BEGIN Data listing

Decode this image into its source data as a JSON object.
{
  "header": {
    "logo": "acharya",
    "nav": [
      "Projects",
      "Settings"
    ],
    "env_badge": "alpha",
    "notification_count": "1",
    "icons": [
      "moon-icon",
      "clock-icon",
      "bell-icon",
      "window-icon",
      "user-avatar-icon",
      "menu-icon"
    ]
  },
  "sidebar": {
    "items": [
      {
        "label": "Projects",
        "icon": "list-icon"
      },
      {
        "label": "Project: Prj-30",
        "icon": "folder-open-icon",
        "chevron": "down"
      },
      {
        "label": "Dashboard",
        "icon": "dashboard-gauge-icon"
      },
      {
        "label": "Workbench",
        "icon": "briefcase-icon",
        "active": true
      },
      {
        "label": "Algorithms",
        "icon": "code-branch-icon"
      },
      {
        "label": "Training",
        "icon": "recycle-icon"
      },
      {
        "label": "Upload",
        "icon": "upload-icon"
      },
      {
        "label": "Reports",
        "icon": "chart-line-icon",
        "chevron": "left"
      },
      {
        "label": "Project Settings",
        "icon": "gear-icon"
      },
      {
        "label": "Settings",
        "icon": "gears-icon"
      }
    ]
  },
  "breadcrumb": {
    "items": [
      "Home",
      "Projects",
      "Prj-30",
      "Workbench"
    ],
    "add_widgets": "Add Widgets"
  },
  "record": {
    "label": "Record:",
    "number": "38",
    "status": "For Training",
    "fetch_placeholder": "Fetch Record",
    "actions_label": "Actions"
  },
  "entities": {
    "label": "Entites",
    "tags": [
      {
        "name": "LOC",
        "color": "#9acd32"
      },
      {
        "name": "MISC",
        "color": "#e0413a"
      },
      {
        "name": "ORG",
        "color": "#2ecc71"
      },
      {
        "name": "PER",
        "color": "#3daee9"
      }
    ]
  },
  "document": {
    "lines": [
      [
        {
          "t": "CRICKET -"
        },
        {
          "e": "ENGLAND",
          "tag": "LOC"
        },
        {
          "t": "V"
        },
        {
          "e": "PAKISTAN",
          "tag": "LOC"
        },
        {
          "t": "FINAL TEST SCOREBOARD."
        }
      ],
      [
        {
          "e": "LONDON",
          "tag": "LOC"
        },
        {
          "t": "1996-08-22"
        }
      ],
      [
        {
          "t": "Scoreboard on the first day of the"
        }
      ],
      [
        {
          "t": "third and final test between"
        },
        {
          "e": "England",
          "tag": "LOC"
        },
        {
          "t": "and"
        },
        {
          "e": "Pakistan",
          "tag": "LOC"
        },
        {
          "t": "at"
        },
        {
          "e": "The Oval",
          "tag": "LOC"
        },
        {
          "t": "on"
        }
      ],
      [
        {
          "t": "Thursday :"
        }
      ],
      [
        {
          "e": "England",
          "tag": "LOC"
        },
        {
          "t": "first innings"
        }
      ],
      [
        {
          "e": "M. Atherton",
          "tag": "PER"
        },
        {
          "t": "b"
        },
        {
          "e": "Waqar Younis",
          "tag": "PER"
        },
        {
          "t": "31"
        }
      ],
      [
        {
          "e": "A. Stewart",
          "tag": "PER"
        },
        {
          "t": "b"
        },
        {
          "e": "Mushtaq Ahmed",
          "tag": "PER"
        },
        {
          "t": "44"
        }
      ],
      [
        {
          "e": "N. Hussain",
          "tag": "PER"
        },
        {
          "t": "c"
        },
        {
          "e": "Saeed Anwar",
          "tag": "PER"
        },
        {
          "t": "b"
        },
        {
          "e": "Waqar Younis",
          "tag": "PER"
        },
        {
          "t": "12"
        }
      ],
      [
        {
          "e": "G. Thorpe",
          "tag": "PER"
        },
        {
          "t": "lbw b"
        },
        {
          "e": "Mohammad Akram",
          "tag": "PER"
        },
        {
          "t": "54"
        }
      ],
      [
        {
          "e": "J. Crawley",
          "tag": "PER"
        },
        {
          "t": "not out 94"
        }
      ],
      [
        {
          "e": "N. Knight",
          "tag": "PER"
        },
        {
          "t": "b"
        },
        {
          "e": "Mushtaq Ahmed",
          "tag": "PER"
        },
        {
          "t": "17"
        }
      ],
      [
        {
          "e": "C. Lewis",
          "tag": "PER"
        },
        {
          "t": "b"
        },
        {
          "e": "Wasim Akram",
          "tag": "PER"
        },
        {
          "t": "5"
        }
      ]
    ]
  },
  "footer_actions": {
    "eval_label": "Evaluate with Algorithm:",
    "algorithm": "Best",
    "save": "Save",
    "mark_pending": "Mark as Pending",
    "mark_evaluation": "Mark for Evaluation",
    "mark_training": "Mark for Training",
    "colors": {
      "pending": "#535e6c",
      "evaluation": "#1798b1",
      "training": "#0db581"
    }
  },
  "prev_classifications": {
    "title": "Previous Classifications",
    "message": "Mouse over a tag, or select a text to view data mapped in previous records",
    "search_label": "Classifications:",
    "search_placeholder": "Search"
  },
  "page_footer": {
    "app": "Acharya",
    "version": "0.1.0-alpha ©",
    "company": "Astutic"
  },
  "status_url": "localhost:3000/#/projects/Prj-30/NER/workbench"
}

END Data listing

Extract the full listing and reproduce each line exactly.

Decode this image into its source data as a JSON object.
{
  "header": {
    "logo": "acharya",
    "nav": [
      "Projects",
      "Settings"
    ],
    "env_badge": "alpha",
    "notification_count": "1",
    "icons": [
      "moon-icon",
      "clock-icon",
      "bell-icon",
      "window-icon",
      "user-avatar-icon",
      "menu-icon"
    ]
  },
  "sidebar": {
    "items": [
      {
        "label": "Projects",
        "icon": "list-icon"
      },
      {
        "label": "Project: Prj-30",
        "icon": "folder-open-icon",
        "chevron": "down"
      },
      {
        "label": "Dashboard",
        "icon": "dashboard-gauge-icon"
      },
      {
        "label": "Workbench",
        "icon": "briefcase-icon",
        "active": true
      },
      {
        "label": "Algorithms",
        "icon": "code-branch-icon"
      },
      {
        "label": "Training",
        "icon": "recycle-icon"
      },
      {
        "label": "Upload",
        "icon": "upload-icon"
      },
      {
        "label": "Reports",
        "icon": "chart-line-icon",
        "chevron": "left"
      },
      {
        "label": "Project Settings",
        "icon": "gear-icon"
      },
      {
        "label": "Settings",
        "icon": "gears-icon"
      }
    ]
  },
  "breadcrumb": {
    "items": [
      "Home",
      "Projects",
      "Prj-30",
      "Workbench"
    ],
    "add_widgets": "Add Widgets"
  },
  "record": {
    "label": "Record:",
    "number": "38",
    "status": "For Training",
    "fetch_placeholder": "Fetch Record",
    "actions_label": "Actions"
  },
  "entities": {
    "label": "Entites",
    "tags": [
      {
        "name": "LOC",
        "color": "#9acd32"
      },
      {
        "name": "MISC",
        "color": "#e0413a"
      },
      {
        "name": "ORG",
        "color": "#2ecc71"
      },
      {
        "name": "PER",
        "color": "#3daee9"
      }
    ]
  },
  "document": {
    "lines": [
      [
        {
          "t": "CRICKET -"
        },
        {
          "e": "ENGLAND",
          "tag": "LOC"
        },
        {
          "t": "V"
        },
        {
          "e": "PAKISTAN",
          "tag": "LOC"
        },
        {
          "t": "FINAL TEST SCOREBOARD."
        }
      ],
      [
        {
          "e": "LONDON",
          "tag": "LOC"
        },
        {
          "t": "1996-08-22"
        }
      ],
      [
        {
          "t": "Scoreboard on the first day of the"
        }
      ],
      [
        {
          "t": "third and final test between"
        },
        {
          "e": "England",
          "tag": "LOC"
        },
        {
          "t": "and"
        },
        {
          "e": "Pakistan",
          "tag": "LOC"
        },
        {
          "t": "at"
        },
        {
          "e": "The Oval",
          "tag": "LOC"
        },
        {
          "t": "on"
        }
      ],
      [
        {
          "t": "Thursday :"
        }
      ],
      [
        {
          "e": "England",
          "tag": "LOC"
        },
        {
          "t": "first innings"
        }
      ],
      [
        {
          "e": "M. Atherton",
          "tag": "PER"
        },
        {
          "t": "b"
        },
        {
          "e": "Waqar Younis",
          "tag": "PER"
        },
        {
          "t": "31"
        }
      ],
      [
        {
          "e": "A. Stewart",
          "tag": "PER"
        },
        {
          "t": "b"
        },
        {
          "e": "Mushtaq Ahmed",
          "tag": "PER"
        },
        {
          "t": "44"
        }
      ],
      [
        {
          "e": "N. Hussain",
          "tag": "PER"
        },
        {
          "t": "c"
        },
        {
          "e": "Saeed Anwar",
          "tag": "PER"
        },
        {
          "t": "b"
        },
        {
          "e": "Waqar Younis",
          "tag": "PER"
        },
        {
          "t": "12"
        }
      ],
      [
        {
          "e": "G. Thorpe",
          "tag": "PER"
        },
        {
          "t": "lbw b"
        },
        {
          "e": "Mohammad Akram",
          "tag": "PER"
        },
        {
          "t": "54"
        }
      ],
      [
        {
          "e": "J. Crawley",
          "tag": "PER"
        },
        {
          "t": "not out 94"
        }
      ],
      [
        {
          "e": "N. Knight",
          "tag": "PER"
        },
        {
          "t": "b"
        },
        {
          "e": "Mushtaq Ahmed",
          "tag": "PER"
        },
        {
          "t": "17"
        }
      ],
      [
        {
          "e": "C. Lewis",
          "tag": "PER"
        },
        {
          "t": "b"
        },
        {
          "e": "Wasim Akram",
          "tag": "PER"
        },
        {
          "t": "5"
        }
      ]
    ]
  },
  "footer_actions": {
    "eval_label": "Evaluate with Algorithm:",
    "algorithm": "Best",
    "save": "Save",
    "mark_pending": "Mark as Pending",
    "mark_evaluation": "Mark for Evaluation",
    "mark_training": "Mark for Training",
    "colors": {
      "pending": "#535e6c",
      "evaluation": "#1798b1",
      "training": "#0db581"
    }
  },
  "prev_classifications": {
    "title": "Previous Classifications",
    "message": "Mouse over a tag, or select a text to view data mapped in previous records",
    "search_label": "Classifications:",
    "search_placeholder": "Search"
  },
  "page_footer": {
    "app": "Acharya",
    "version": "0.1.0-alpha ©",
    "company": "Astutic"
  },
  "status_url": "localhost:3000/#/projects/Prj-30/NER/workbench"
}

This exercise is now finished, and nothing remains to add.